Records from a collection

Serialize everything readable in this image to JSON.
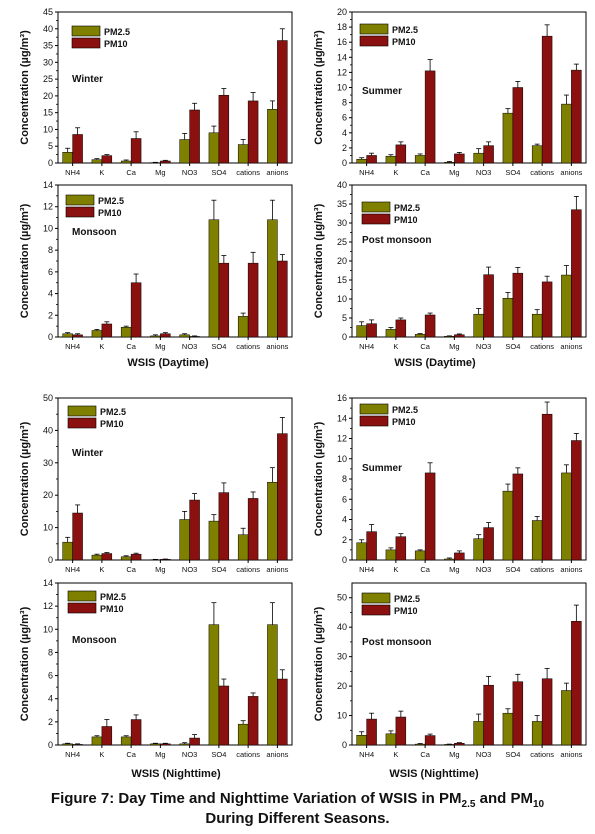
{
  "caption": {
    "line1_prefix": "Figure 7: Day Time and Nighttime Variation of WSIS in PM",
    "sub1": "2.5",
    "and": " and PM",
    "sub2": "10",
    "line2": "During Different Seasons."
  },
  "ylabel": "Concentration (µg/m³)",
  "xlabel_day": "WSIS (Daytime)",
  "xlabel_night": "WSIS (Nighttime)",
  "legend": [
    "PM2.5",
    "PM10"
  ],
  "colors": {
    "pm25": "#808000",
    "pm10": "#8B1010"
  },
  "categories": [
    "NH4",
    "K",
    "Ca",
    "Mg",
    "NO3",
    "SO4",
    "cations",
    "anions"
  ],
  "chart_data": [
    {
      "type": "bar",
      "season": "Winter",
      "time": "Daytime",
      "ylim": [
        0,
        45
      ],
      "yticks": [
        0,
        5,
        10,
        15,
        20,
        25,
        30,
        35,
        40,
        45
      ],
      "categories": [
        "NH4",
        "K",
        "Ca",
        "Mg",
        "NO3",
        "SO4",
        "cations",
        "anions"
      ],
      "series": [
        {
          "name": "PM2.5",
          "values": [
            3.2,
            1.0,
            0.6,
            0.1,
            7.0,
            9.0,
            5.5,
            16.0
          ],
          "errors": [
            1.2,
            0.3,
            0.3,
            0.1,
            1.8,
            2.0,
            1.5,
            2.5
          ]
        },
        {
          "name": "PM10",
          "values": [
            8.5,
            2.2,
            7.3,
            0.6,
            15.8,
            20.2,
            18.5,
            36.5
          ],
          "errors": [
            2.0,
            0.3,
            2.0,
            0.2,
            2.0,
            2.0,
            2.5,
            3.5
          ]
        }
      ]
    },
    {
      "type": "bar",
      "season": "Summer",
      "time": "Daytime",
      "ylim": [
        0,
        20
      ],
      "yticks": [
        0,
        2,
        4,
        6,
        8,
        10,
        12,
        14,
        16,
        18,
        20
      ],
      "categories": [
        "NH4",
        "K",
        "Ca",
        "Mg",
        "NO3",
        "SO4",
        "cations",
        "anions"
      ],
      "series": [
        {
          "name": "PM2.5",
          "values": [
            0.5,
            0.9,
            1.0,
            0.1,
            1.3,
            6.6,
            2.3,
            7.8
          ],
          "errors": [
            0.2,
            0.2,
            0.2,
            0.1,
            0.6,
            0.6,
            0.2,
            1.2
          ]
        },
        {
          "name": "PM10",
          "values": [
            1.0,
            2.4,
            12.2,
            1.2,
            2.3,
            10.0,
            16.8,
            12.3
          ],
          "errors": [
            0.3,
            0.4,
            1.5,
            0.2,
            0.5,
            0.8,
            1.5,
            0.8
          ]
        }
      ]
    },
    {
      "type": "bar",
      "season": "Monsoon",
      "time": "Daytime",
      "ylim": [
        0,
        14
      ],
      "yticks": [
        0,
        2,
        4,
        6,
        8,
        10,
        12,
        14
      ],
      "categories": [
        "NH4",
        "K",
        "Ca",
        "Mg",
        "NO3",
        "SO4",
        "cations",
        "anions"
      ],
      "series": [
        {
          "name": "PM2.5",
          "values": [
            0.3,
            0.6,
            0.9,
            0.1,
            0.2,
            10.8,
            1.9,
            10.8
          ],
          "errors": [
            0.1,
            0.1,
            0.1,
            0.1,
            0.1,
            1.8,
            0.3,
            1.8
          ]
        },
        {
          "name": "PM10",
          "values": [
            0.2,
            1.2,
            5.0,
            0.3,
            0.05,
            6.8,
            6.8,
            7.0
          ],
          "errors": [
            0.1,
            0.2,
            0.8,
            0.1,
            0.05,
            0.7,
            1.0,
            0.6
          ]
        }
      ]
    },
    {
      "type": "bar",
      "season": "Post monsoon",
      "time": "Daytime",
      "ylim": [
        0,
        40
      ],
      "yticks": [
        0,
        5,
        10,
        15,
        20,
        25,
        30,
        35,
        40
      ],
      "categories": [
        "NH4",
        "K",
        "Ca",
        "Mg",
        "NO3",
        "SO4",
        "cations",
        "anions"
      ],
      "series": [
        {
          "name": "PM2.5",
          "values": [
            3.0,
            2.0,
            0.7,
            0.2,
            6.0,
            10.2,
            6.0,
            16.3
          ],
          "errors": [
            1.0,
            0.5,
            0.2,
            0.1,
            1.5,
            1.5,
            1.2,
            2.5
          ]
        },
        {
          "name": "PM10",
          "values": [
            3.5,
            4.5,
            5.8,
            0.6,
            16.4,
            16.8,
            14.5,
            33.5
          ],
          "errors": [
            1.0,
            0.5,
            0.5,
            0.2,
            2.0,
            1.5,
            1.5,
            3.5
          ]
        }
      ]
    },
    {
      "type": "bar",
      "season": "Winter",
      "time": "Nighttime",
      "ylim": [
        0,
        50
      ],
      "yticks": [
        0,
        10,
        20,
        30,
        40,
        50
      ],
      "categories": [
        "NH4",
        "K",
        "Ca",
        "Mg",
        "NO3",
        "SO4",
        "cations",
        "anions"
      ],
      "series": [
        {
          "name": "PM2.5",
          "values": [
            5.5,
            1.5,
            1.0,
            0.1,
            12.5,
            12.0,
            7.8,
            24.0
          ],
          "errors": [
            1.5,
            0.3,
            0.3,
            0.1,
            2.5,
            2.0,
            2.0,
            4.5
          ]
        },
        {
          "name": "PM10",
          "values": [
            14.5,
            2.0,
            1.8,
            0.2,
            18.5,
            20.8,
            19.0,
            39.0
          ],
          "errors": [
            2.5,
            0.3,
            0.3,
            0.1,
            2.0,
            3.0,
            2.0,
            5.0
          ]
        }
      ]
    },
    {
      "type": "bar",
      "season": "Summer",
      "time": "Nighttime",
      "ylim": [
        0,
        16
      ],
      "yticks": [
        0,
        2,
        4,
        6,
        8,
        10,
        12,
        14,
        16
      ],
      "categories": [
        "NH4",
        "K",
        "Ca",
        "Mg",
        "NO3",
        "SO4",
        "cations",
        "anions"
      ],
      "series": [
        {
          "name": "PM2.5",
          "values": [
            1.7,
            1.0,
            0.9,
            0.1,
            2.1,
            6.8,
            3.9,
            8.6
          ],
          "errors": [
            0.3,
            0.2,
            0.1,
            0.1,
            0.4,
            0.7,
            0.4,
            0.8
          ]
        },
        {
          "name": "PM10",
          "values": [
            2.8,
            2.3,
            8.6,
            0.7,
            3.2,
            8.5,
            14.4,
            11.8
          ],
          "errors": [
            0.7,
            0.3,
            1.0,
            0.2,
            0.5,
            0.6,
            1.2,
            0.7
          ]
        }
      ]
    },
    {
      "type": "bar",
      "season": "Monsoon",
      "time": "Nighttime",
      "ylim": [
        0,
        14
      ],
      "yticks": [
        0,
        2,
        4,
        6,
        8,
        10,
        12,
        14
      ],
      "categories": [
        "NH4",
        "K",
        "Ca",
        "Mg",
        "NO3",
        "SO4",
        "cations",
        "anions"
      ],
      "series": [
        {
          "name": "PM2.5",
          "values": [
            0.1,
            0.7,
            0.7,
            0.1,
            0.1,
            10.4,
            1.8,
            10.4
          ],
          "errors": [
            0.05,
            0.1,
            0.1,
            0.05,
            0.1,
            1.9,
            0.3,
            1.9
          ]
        },
        {
          "name": "PM10",
          "values": [
            0.05,
            1.6,
            2.2,
            0.1,
            0.6,
            5.1,
            4.2,
            5.7
          ],
          "errors": [
            0.05,
            0.6,
            0.4,
            0.05,
            0.3,
            0.6,
            0.3,
            0.8
          ]
        }
      ]
    },
    {
      "type": "bar",
      "season": "Post monsoon",
      "time": "Nighttime",
      "ylim": [
        0,
        55
      ],
      "yticks": [
        0,
        10,
        20,
        30,
        40,
        50
      ],
      "categories": [
        "NH4",
        "K",
        "Ca",
        "Mg",
        "NO3",
        "SO4",
        "cations",
        "anions"
      ],
      "series": [
        {
          "name": "PM2.5",
          "values": [
            3.3,
            3.8,
            0.3,
            0.2,
            8.0,
            10.8,
            8.0,
            18.5
          ],
          "errors": [
            1.2,
            1.0,
            0.2,
            0.1,
            2.5,
            1.5,
            2.0,
            2.5
          ]
        },
        {
          "name": "PM10",
          "values": [
            8.8,
            9.5,
            3.2,
            0.6,
            20.3,
            21.5,
            22.5,
            42.0
          ],
          "errors": [
            2.0,
            2.0,
            0.5,
            0.2,
            3.0,
            2.5,
            3.5,
            5.5
          ]
        }
      ]
    }
  ]
}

■ STATED TASK: Only the count is wanted: report how many lines of the material above hold the word "WSIS".

■ TASK RESULT: 3